→ Work to complete:
Take the data that follows and retype it word for word.

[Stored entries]

"""

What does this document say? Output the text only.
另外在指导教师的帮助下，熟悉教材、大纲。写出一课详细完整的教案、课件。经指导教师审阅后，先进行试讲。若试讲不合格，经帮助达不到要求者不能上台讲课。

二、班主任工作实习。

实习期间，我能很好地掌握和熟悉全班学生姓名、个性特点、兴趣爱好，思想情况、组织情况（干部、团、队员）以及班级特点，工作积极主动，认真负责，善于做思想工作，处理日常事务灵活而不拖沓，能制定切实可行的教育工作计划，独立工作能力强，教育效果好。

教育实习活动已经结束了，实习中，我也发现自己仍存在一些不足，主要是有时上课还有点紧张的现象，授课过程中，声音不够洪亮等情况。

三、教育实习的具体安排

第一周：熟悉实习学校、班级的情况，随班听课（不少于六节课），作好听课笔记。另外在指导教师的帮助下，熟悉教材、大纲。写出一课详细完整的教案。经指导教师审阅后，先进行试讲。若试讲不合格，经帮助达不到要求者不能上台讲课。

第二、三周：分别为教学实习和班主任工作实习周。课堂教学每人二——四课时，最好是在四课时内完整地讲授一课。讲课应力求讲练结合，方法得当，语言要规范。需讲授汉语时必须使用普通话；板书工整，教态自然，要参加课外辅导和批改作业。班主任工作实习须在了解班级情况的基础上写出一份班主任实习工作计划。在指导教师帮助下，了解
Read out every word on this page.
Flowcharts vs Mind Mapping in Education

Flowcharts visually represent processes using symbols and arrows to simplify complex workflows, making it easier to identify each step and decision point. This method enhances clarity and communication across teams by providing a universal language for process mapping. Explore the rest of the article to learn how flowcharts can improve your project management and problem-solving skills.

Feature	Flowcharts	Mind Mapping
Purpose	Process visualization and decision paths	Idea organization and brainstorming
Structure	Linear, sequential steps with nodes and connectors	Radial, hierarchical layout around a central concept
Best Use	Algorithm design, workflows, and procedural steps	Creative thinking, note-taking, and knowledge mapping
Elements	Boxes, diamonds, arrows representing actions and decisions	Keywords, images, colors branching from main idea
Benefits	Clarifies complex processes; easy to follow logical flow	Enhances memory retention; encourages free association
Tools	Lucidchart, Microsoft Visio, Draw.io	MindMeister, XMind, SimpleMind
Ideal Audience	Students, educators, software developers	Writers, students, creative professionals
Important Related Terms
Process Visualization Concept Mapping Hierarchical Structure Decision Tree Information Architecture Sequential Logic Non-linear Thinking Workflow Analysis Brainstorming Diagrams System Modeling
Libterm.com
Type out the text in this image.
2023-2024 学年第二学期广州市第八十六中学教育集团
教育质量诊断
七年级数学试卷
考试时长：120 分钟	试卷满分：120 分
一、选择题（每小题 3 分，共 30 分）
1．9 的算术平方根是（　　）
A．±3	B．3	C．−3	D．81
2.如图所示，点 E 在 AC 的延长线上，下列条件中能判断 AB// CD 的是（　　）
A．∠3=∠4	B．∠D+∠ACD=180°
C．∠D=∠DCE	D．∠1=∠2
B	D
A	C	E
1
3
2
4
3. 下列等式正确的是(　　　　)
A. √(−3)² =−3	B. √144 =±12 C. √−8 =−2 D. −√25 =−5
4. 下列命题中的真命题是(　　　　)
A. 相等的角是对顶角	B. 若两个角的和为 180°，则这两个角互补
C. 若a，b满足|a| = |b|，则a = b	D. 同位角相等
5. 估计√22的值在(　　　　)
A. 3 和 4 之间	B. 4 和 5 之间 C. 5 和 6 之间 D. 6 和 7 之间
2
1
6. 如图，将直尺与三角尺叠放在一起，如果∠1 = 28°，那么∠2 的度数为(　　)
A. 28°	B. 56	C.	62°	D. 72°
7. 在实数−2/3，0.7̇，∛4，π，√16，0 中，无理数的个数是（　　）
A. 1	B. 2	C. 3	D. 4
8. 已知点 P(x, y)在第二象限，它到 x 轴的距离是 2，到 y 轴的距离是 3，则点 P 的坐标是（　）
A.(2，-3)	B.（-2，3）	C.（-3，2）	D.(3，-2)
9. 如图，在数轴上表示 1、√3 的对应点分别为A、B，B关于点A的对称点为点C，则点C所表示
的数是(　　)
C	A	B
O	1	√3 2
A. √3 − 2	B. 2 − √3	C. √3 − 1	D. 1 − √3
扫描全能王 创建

"""

→ Expected answer:
What does this document say? Output the text only.
另外在指导教师的帮助下，熟悉教材、大纲。写出一课详细完整的教案、课件。经指导教师审阅后，先进行试讲。若试讲不合格，经帮助达不到要求者不能上台讲课。

二、班主任工作实习。

实习期间，我能很好地掌握和熟悉全班学生姓名、个性特点、兴趣爱好，思想情况、组织情况（干部、团、队员）以及班级特点，工作积极主动，认真负责，善于做思想工作，处理日常事务灵活而不拖沓，能制定切实可行的教育工作计划，独立工作能力强，教育效果好。

教育实习活动已经结束了，实习中，我也发现自己仍存在一些不足，主要是有时上课还有点紧张的现象，授课过程中，声音不够洪亮等情况。

三、教育实习的具体安排

第一周：熟悉实习学校、班级的情况，随班听课（不少于六节课），作好听课笔记。另外在指导教师的帮助下，熟悉教材、大纲。写出一课详细完整的教案。经指导教师审阅后，先进行试讲。若试讲不合格，经帮助达不到要求者不能上台讲课。

第二、三周：分别为教学实习和班主任工作实习周。课堂教学每人二——四课时，最好是在四课时内完整地讲授一课。讲课应力求讲练结合，方法得当，语言要规范。需讲授汉语时必须使用普通话；板书工整，教态自然，要参加课外辅导和批改作业。班主任工作实习须在了解班级情况的基础上写出一份班主任实习工作计划。在指导教师帮助下，了解
Read out every word on this page.
Flowcharts vs Mind Mapping in Education

Flowcharts visually represent processes using symbols and arrows to simplify complex workflows, making it easier to identify each step and decision point. This method enhances clarity and communication across teams by providing a universal language for process mapping. Explore the rest of the article to learn how flowcharts can improve your project management and problem-solving skills.

Feature	Flowcharts	Mind Mapping
Purpose	Process visualization and decision paths	Idea organization and brainstorming
Structure	Linear, sequential steps with nodes and connectors	Radial, hierarchical layout around a central concept
Best Use	Algorithm design, workflows, and procedural steps	Creative thinking, note-taking, and knowledge mapping
Elements	Boxes, diamonds, arrows representing actions and decisions	Keywords, images, colors branching from main idea
Benefits	Clarifies complex processes; easy to follow logical flow	Enhances memory retention; encourages free association
Tools	Lucidchart, Microsoft Visio, Draw.io	MindMeister, XMind, SimpleMind
Ideal Audience	Students, educators, software developers	Writers, students, creative professionals
Important Related Terms
Process Visualization Concept Mapping Hierarchical Structure Decision Tree Information Architecture Sequential Logic Non-linear Thinking Workflow Analysis Brainstorming Diagrams System Modeling
Libterm.com
Type out the text in this image.
2023-2024 学年第二学期广州市第八十六中学教育集团
教育质量诊断
七年级数学试卷
考试时长：120 分钟	试卷满分：120 分
一、选择题（每小题 3 分，共 30 分）
1．9 的算术平方根是（　　）
A．±3	B．3	C．−3	D．81
2.如图所示，点 E 在 AC 的延长线上，下列条件中能判断 AB// CD 的是（　　）
A．∠3=∠4	B．∠D+∠ACD=180°
C．∠D=∠DCE	D．∠1=∠2
B	D
A	C	E
1
3
2
4
3. 下列等式正确的是(　　　　)
A. √(−3)² =−3	B. √144 =±12 C. √−8 =−2 D. −√25 =−5
4. 下列命题中的真命题是(　　　　)
A. 相等的角是对顶角	B. 若两个角的和为 180°，则这两个角互补
C. 若a，b满足|a| = |b|，则a = b	D. 同位角相等
5. 估计√22的值在(　　　　)
A. 3 和 4 之间	B. 4 和 5 之间 C. 5 和 6 之间 D. 6 和 7 之间
2
1
6. 如图，将直尺与三角尺叠放在一起，如果∠1 = 28°，那么∠2 的度数为(　　)
A. 28°	B. 56	C.	62°	D. 72°
7. 在实数−2/3，0.7̇，∛4，π，√16，0 中，无理数的个数是（　　）
A. 1	B. 2	C. 3	D. 4
8. 已知点 P(x, y)在第二象限，它到 x 轴的距离是 2，到 y 轴的距离是 3，则点 P 的坐标是（　）
A.(2，-3)	B.（-2，3）	C.（-3，2）	D.(3，-2)
9. 如图，在数轴上表示 1、√3 的对应点分别为A、B，B关于点A的对称点为点C，则点C所表示
的数是(　　)
C	A	B
O	1	√3 2
A. √3 − 2	B. 2 − √3	C. √3 − 1	D. 1 − √3
扫描全能王 创建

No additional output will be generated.